Task objective ::
From the entries below, tally how many lines contain "และสถานท" and report only that figure.

══ Data to use ══

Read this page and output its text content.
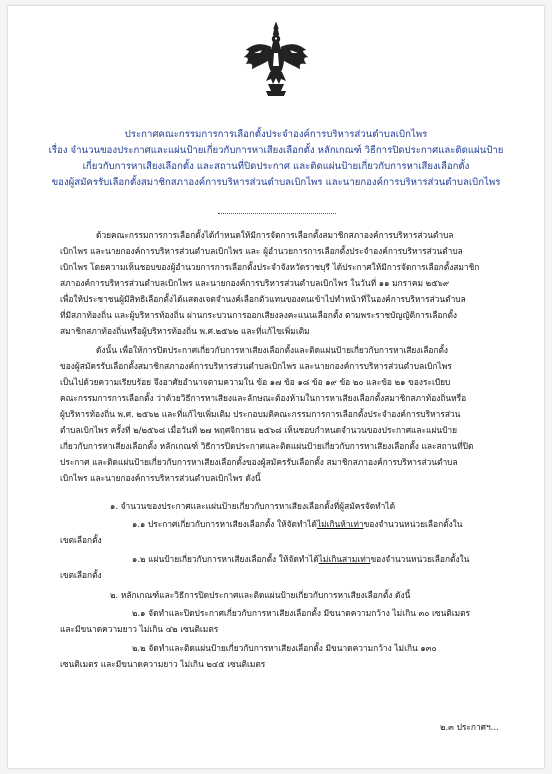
ประกาศคณะกรรมการการเลือกตั้งประจำองค์การบริหารส่วนตำบลเบิกไพร
เรื่อง จำนวนของประกาศและแผ่นป้ายเกี่ยวกับการหาเสียงเลือกตั้ง หลักเกณฑ์ วิธีการปิดประกาศและติดแผ่นป้าย
เกี่ยวกับการหาเสียงเลือกตั้ง และสถานที่ปิดประกาศ และติดแผ่นป้ายเกี่ยวกับการหาเสียงเลือกตั้ง
ของผู้สมัครรับเลือกตั้งสมาชิกสภาองค์การบริหารส่วนตำบลเบิกไพร และนายกองค์การบริหารส่วนตำบลเบิกไพร
ด้วยคณะกรรมการการเลือกตั้งได้กำหนดให้มีการจัดการเลือกตั้งสมาชิกสภาองค์การบริหารส่วนตำบล
เบิกไพร และนายกองค์การบริหารส่วนตำบลเบิกไพร และ ผู้อำนวยการการเลือกตั้งประจำองค์การบริหารส่วนตำบล
เบิกไพร โดยความเห็นชอบของผู้อำนวยการการเลือกตั้งประจำจังหวัดราชบุรี ได้ประกาศให้มีการจัดการเลือกตั้งสมาชิก
สภาองค์การบริหารส่วนตำบลเบิกไพร และนายกองค์การบริหารส่วนตำบลเบิกไพร ในวันที่ ๑๑ มกราคม ๒๕๖๙
เพื่อให้ประชาชนผู้มีสิทธิเลือกตั้งได้แสดงเจตจำนงค์เลือกตัวแทนของตนเข้าไปทำหน้าที่ในองค์การบริหารส่วนตำบล
ที่มีสภาท้องถิ่น และผู้บริหารท้องถิ่น ผ่านกระบวนการออกเสียงลงคะแนนเลือกตั้ง ตามพระราชบัญญัติการเลือกตั้ง
สมาชิกสภาท้องถิ่นหรือผู้บริหารท้องถิ่น พ.ศ.๒๕๖๒ และที่แก้ไขเพิ่มเติม
ดังนั้น เพื่อให้การปิดประกาศเกี่ยวกับการหาเสียงเลือกตั้งและติดแผ่นป้ายเกี่ยวกับการหาเสียงเลือกตั้ง
ของผู้สมัครรับเลือกตั้งสมาชิกสภาองค์การบริหารส่วนตำบลเบิกไพร และนายกองค์การบริหารส่วนตำบลเบิกไพร
เป็นไปด้วยความเรียบร้อย จึงอาศัยอำนาจตามความใน ข้อ ๑๗ ข้อ ๑๘ ข้อ ๑๙ ข้อ ๒๐ และข้อ ๒๑ ของระเบียบ
คณะกรรมการการเลือกตั้ง ว่าด้วยวิธีการหาเสียงและลักษณะต้องห้ามในการหาเสียงเลือกตั้งสมาชิกสภาท้องถิ่นหรือ
ผู้บริหารท้องถิ่น พ.ศ. ๒๕๖๒ และที่แก้ไขเพิ่มเติม ประกอบมติคณะกรรมการการเลือกตั้งประจำองค์การบริหารส่วน
ตำบลเบิกไพร ครั้งที่ ๒/๒๕๖๘ เมื่อวันที่ ๒๗ พฤศจิกายน ๒๕๖๘ เห็นชอบกำหนดจำนวนของประกาศและแผ่นป้าย
เกี่ยวกับการหาเสียงเลือกตั้ง หลักเกณฑ์ วิธีการปิดประกาศและติดแผ่นป้ายเกี่ยวกับการหาเสียงเลือกตั้ง และสถานที่ปิด
ประกาศ และติดแผ่นป้ายเกี่ยวกับการหาเสียงเลือกตั้งของผู้สมัครรับเลือกตั้ง สมาชิกสภาองค์การบริหารส่วนตำบล
เบิกไพร และนายกองค์การบริหารส่วนตำบลเบิกไพร ดังนี้
๑. จำนวนของประกาศและแผ่นป้ายเกี่ยวกับการหาเสียงเลือกตั้งที่ผู้สมัครจัดทำได้
๑.๑ ประกาศเกี่ยวกับการหาเสียงเลือกตั้ง ให้จัดทำได้ไม่เกินห้าเท่าของจำนวนหน่วยเลือกตั้งใน
เขตเลือกตั้ง
๑.๒ แผ่นป้ายเกี่ยวกับการหาเสียงเลือกตั้ง ให้จัดทำได้ไม่เกินสามเท่าของจำนวนหน่วยเลือกตั้งใน
เขตเลือกตั้ง
๒. หลักเกณฑ์และวิธีการปิดประกาศและติดแผ่นป้ายเกี่ยวกับการหาเสียงเลือกตั้ง ดังนี้
๒.๑ จัดทำและปิดประกาศเกี่ยวกับการหาเสียงเลือกตั้ง มีขนาดความกว้าง ไม่เกิน ๓๐ เซนติเมตร
และมีขนาดความยาว ไม่เกิน ๔๒ เซนติเมตร
๒.๒ จัดทำและติดแผ่นป้ายเกี่ยวกับการหาเสียงเลือกตั้ง มีขนาดความกว้าง ไม่เกิน ๑๓๐
เซนติเมตร และมีขนาดความยาว ไม่เกิน ๒๔๕ เซนติเมตร
๒.๓ ประกาศฯ...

═══

Expected output ::
2